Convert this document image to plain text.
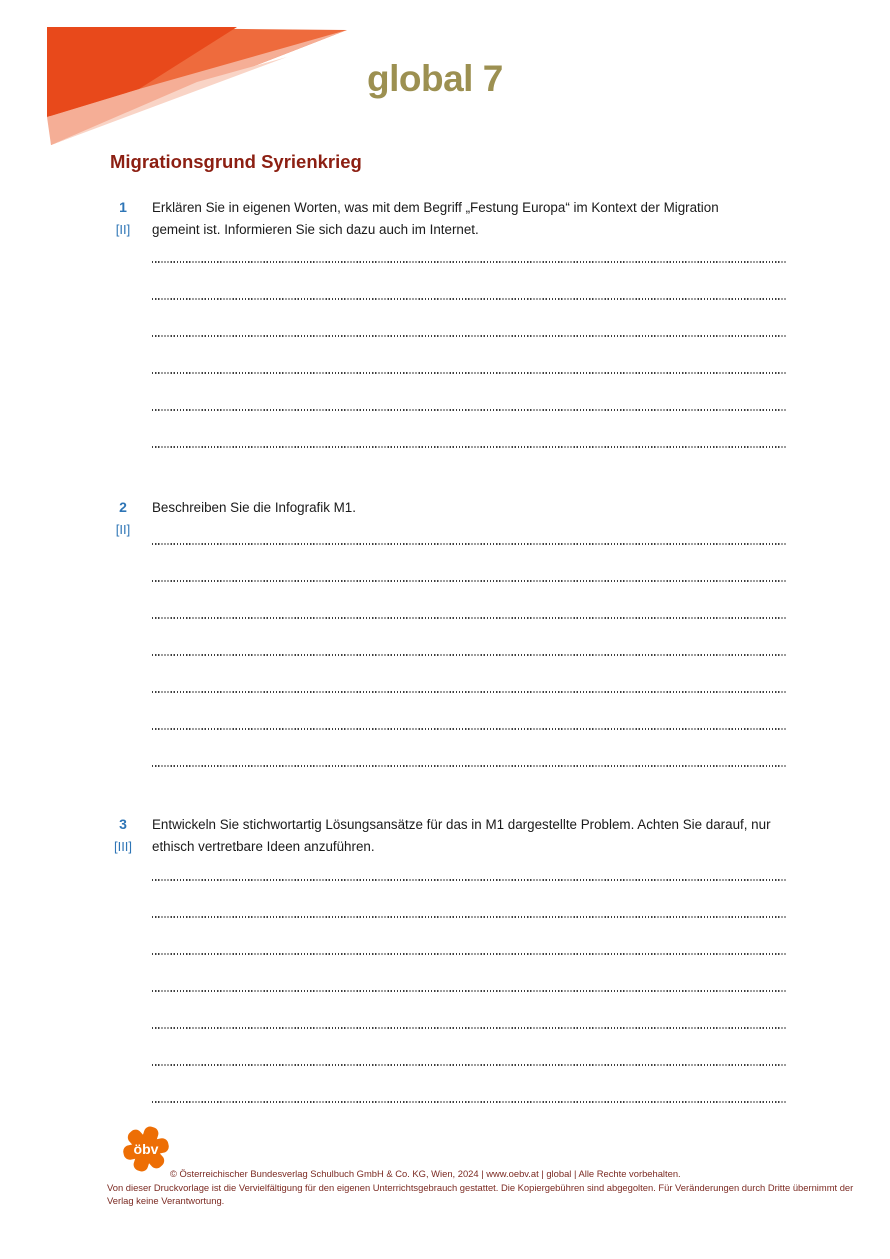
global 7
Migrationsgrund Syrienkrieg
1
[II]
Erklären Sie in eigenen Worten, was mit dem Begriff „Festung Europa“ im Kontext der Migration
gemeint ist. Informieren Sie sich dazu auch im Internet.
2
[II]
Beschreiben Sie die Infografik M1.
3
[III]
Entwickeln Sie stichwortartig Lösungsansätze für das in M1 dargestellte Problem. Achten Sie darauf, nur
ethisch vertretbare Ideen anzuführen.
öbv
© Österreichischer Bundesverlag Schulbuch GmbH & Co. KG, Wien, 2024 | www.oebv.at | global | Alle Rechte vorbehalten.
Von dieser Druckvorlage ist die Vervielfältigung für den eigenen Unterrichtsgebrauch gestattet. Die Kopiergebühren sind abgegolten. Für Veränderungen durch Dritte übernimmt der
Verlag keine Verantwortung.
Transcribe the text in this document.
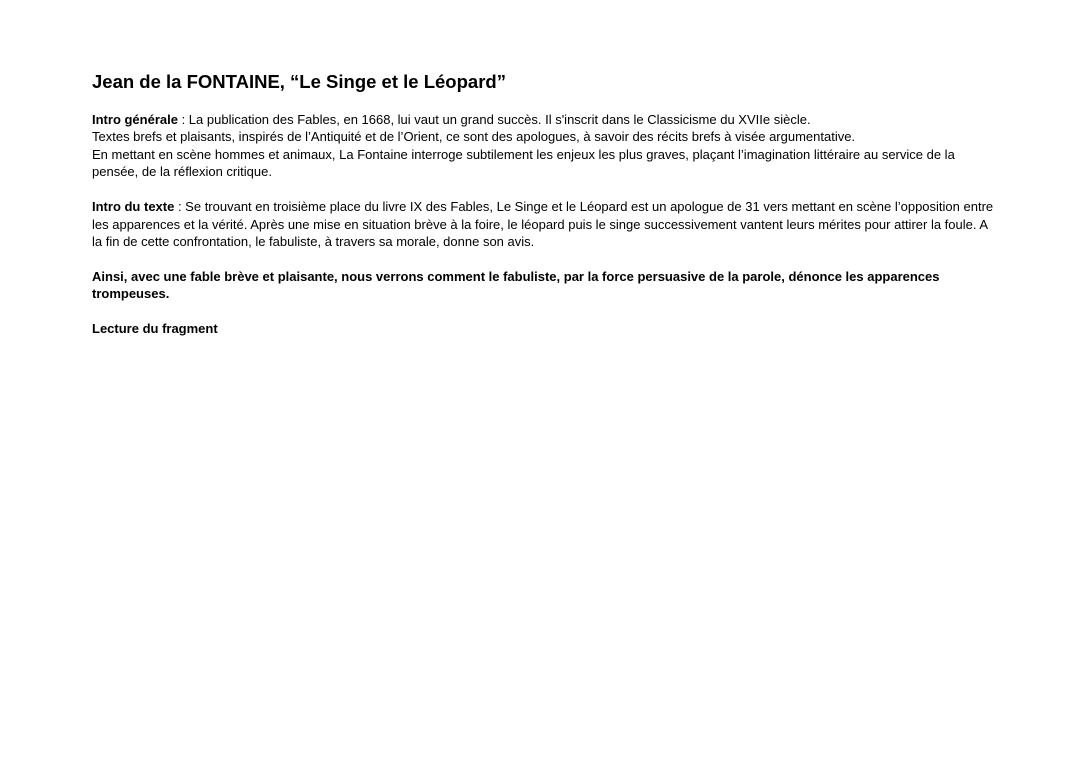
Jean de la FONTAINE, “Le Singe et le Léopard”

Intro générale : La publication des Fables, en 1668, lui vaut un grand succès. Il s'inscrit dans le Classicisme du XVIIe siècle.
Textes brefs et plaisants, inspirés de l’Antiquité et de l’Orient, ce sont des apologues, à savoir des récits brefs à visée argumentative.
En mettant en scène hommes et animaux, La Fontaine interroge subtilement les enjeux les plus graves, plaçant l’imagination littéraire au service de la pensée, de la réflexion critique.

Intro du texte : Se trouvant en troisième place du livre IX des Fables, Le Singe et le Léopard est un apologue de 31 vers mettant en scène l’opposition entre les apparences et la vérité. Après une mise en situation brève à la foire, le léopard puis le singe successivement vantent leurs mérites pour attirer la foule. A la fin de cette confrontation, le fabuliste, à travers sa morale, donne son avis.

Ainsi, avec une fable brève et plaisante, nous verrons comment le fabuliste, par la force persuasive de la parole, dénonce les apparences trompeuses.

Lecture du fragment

_ _ _ _ _ _ _

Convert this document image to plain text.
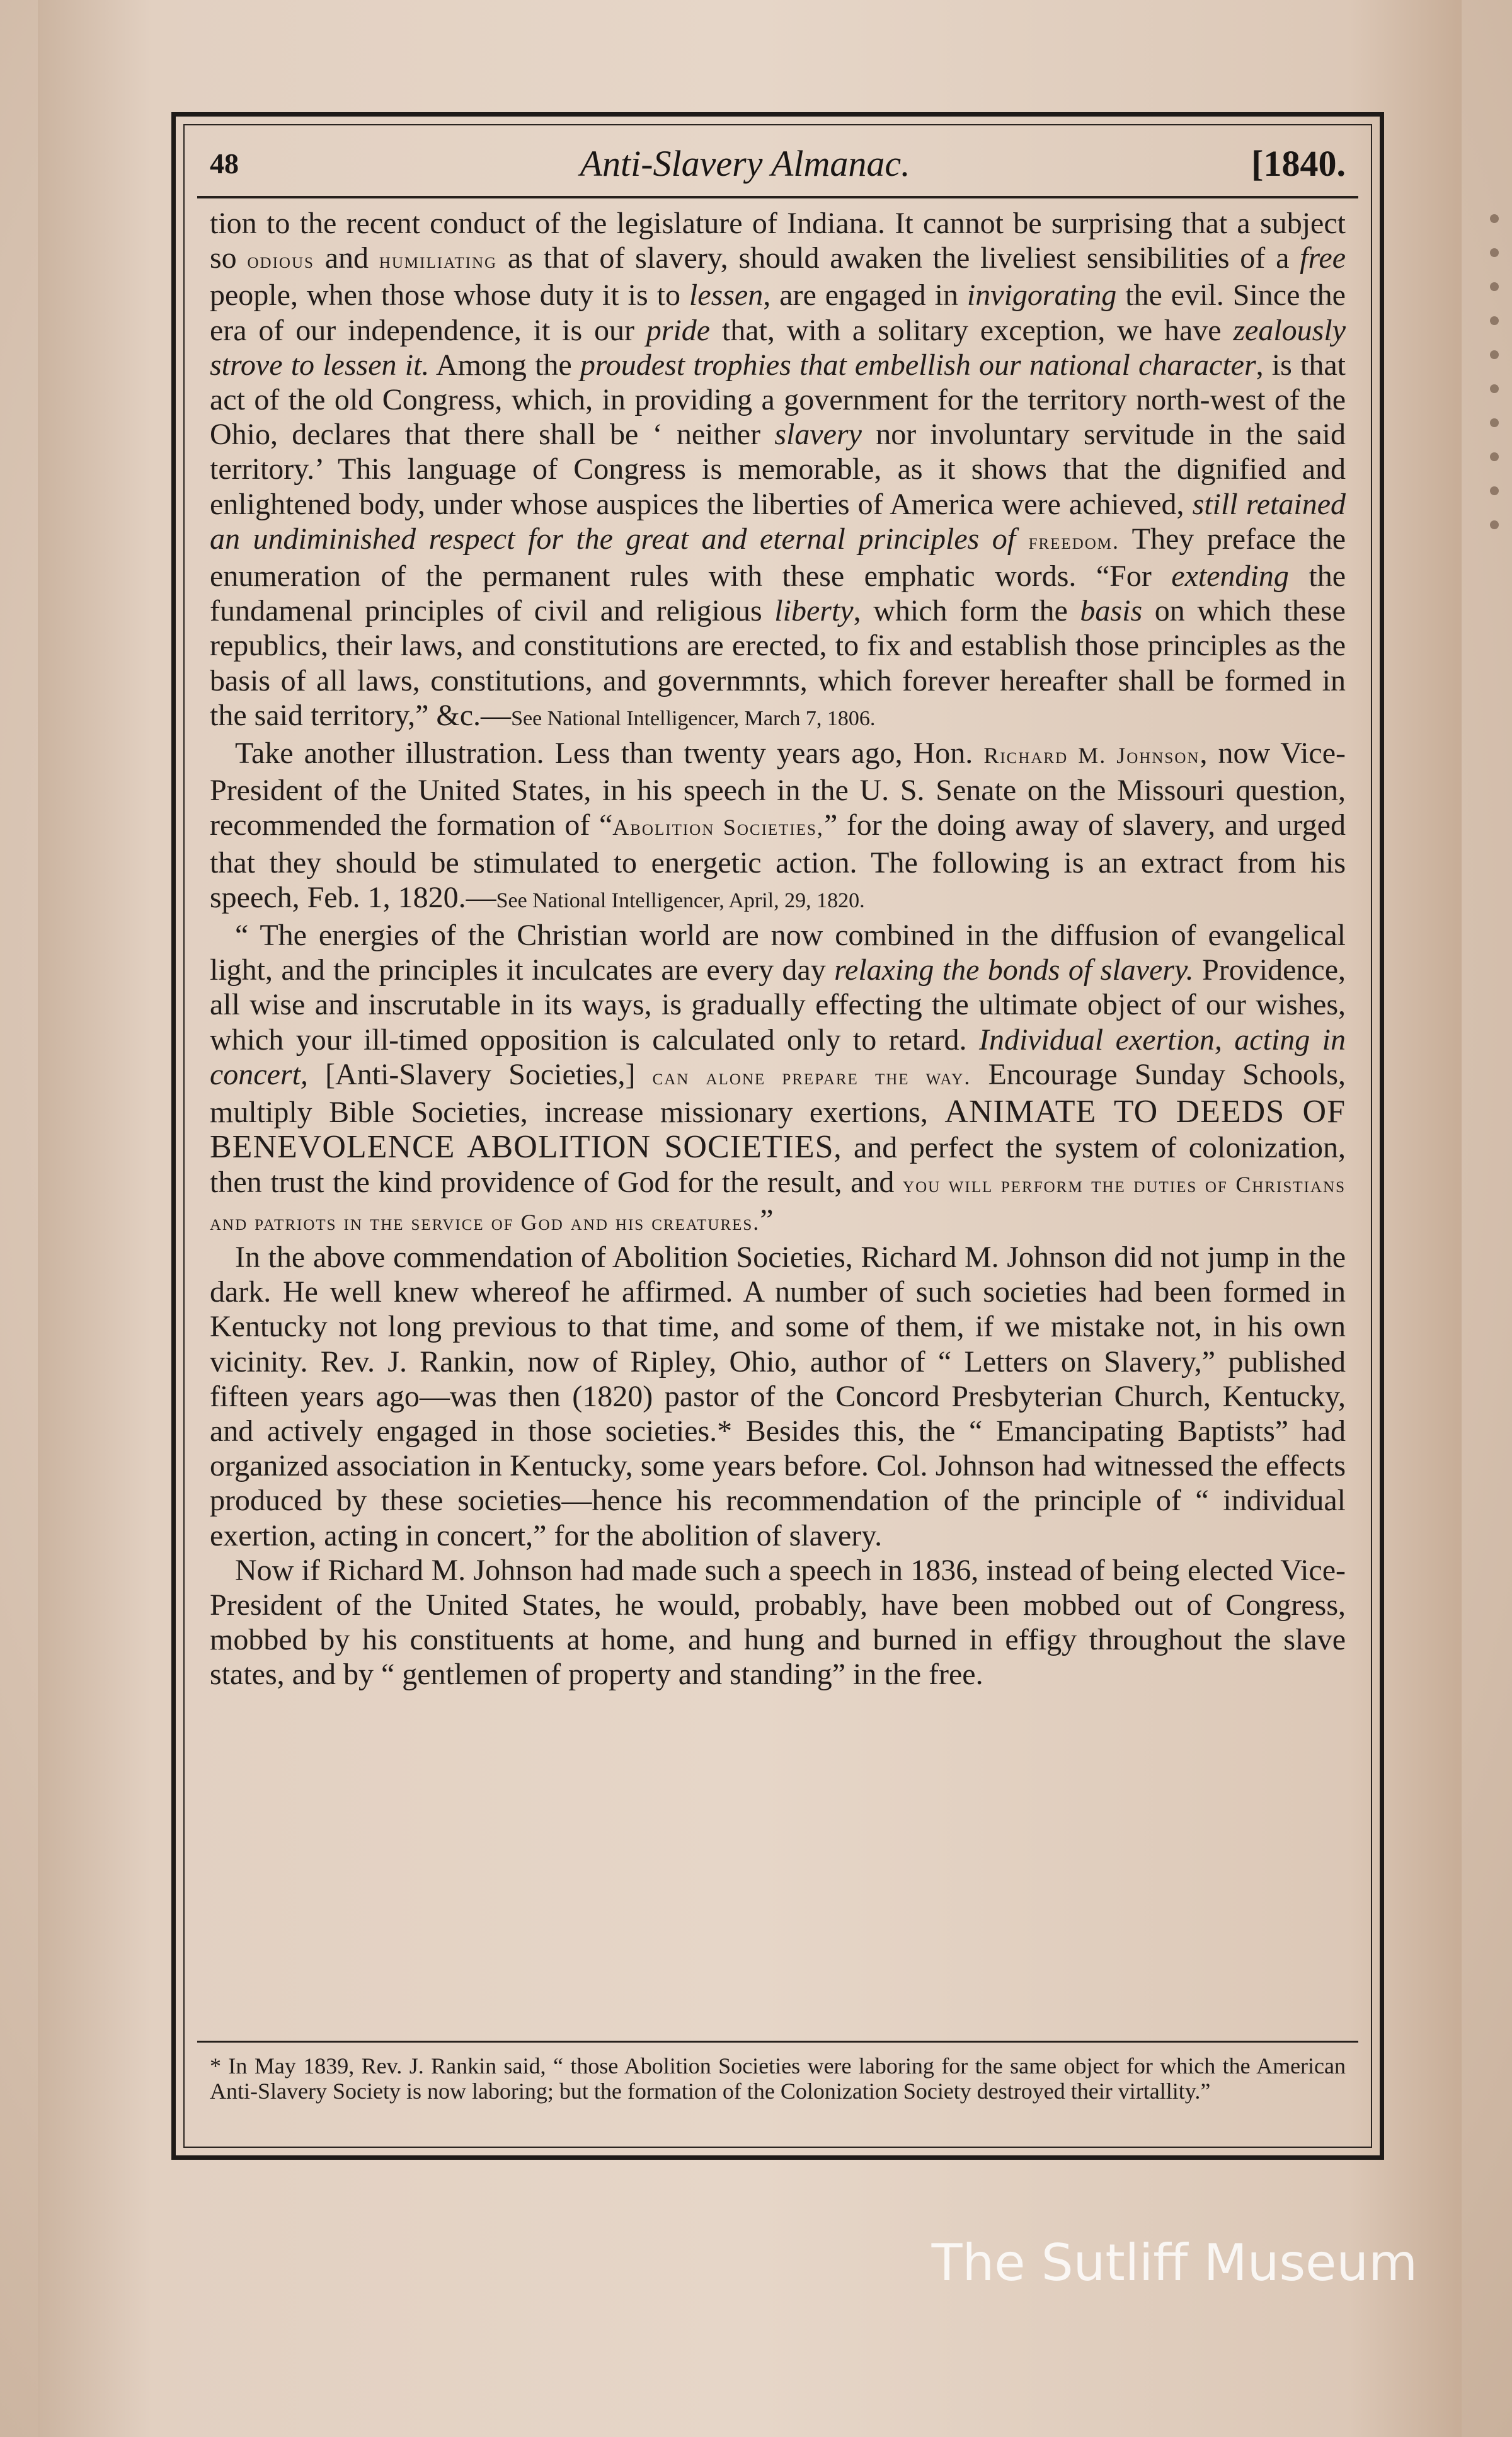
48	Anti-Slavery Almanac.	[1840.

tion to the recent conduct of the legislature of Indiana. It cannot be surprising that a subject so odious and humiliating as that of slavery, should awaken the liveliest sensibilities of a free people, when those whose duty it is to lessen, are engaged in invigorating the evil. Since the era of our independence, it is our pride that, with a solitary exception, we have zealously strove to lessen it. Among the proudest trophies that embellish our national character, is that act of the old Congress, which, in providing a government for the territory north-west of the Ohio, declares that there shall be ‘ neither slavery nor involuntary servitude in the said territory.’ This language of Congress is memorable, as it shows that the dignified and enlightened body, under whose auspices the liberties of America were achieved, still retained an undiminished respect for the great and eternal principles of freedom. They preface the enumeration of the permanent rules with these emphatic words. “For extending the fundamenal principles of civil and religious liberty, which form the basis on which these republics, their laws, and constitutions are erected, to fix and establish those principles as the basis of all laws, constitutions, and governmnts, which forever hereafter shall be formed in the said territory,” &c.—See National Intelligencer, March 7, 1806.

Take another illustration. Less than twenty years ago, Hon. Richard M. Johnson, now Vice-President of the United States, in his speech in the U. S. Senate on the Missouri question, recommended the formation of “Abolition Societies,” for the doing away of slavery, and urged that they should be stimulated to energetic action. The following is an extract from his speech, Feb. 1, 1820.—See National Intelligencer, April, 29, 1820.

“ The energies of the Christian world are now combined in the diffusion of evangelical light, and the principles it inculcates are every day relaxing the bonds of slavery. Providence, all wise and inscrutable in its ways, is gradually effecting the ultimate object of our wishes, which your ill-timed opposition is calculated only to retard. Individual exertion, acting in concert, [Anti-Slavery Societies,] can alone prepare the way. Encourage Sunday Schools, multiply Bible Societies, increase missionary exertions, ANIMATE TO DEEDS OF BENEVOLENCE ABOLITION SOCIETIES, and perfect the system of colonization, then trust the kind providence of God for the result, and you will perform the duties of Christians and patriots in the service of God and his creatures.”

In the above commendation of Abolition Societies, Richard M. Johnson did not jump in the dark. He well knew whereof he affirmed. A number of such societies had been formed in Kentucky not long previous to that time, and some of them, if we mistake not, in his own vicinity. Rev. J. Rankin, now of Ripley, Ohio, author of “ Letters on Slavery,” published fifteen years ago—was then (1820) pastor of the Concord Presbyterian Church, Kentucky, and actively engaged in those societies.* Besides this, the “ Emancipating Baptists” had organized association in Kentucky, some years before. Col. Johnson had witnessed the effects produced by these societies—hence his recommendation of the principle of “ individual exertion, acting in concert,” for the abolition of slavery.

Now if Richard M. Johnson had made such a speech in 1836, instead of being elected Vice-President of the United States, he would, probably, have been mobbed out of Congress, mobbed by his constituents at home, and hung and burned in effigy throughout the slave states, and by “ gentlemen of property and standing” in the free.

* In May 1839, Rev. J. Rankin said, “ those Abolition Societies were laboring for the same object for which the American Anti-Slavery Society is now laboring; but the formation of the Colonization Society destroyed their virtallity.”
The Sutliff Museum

_ _ _ _ _ _ _

[Exercise task] Of the lines above, copy each that contains "global".

[The response]
global 7
© Österreichischer Bundesverlag Schulbuch GmbH & Co. KG, Wien, 2024 | www.oebv.at | global | Alle Rechte vorbehalten.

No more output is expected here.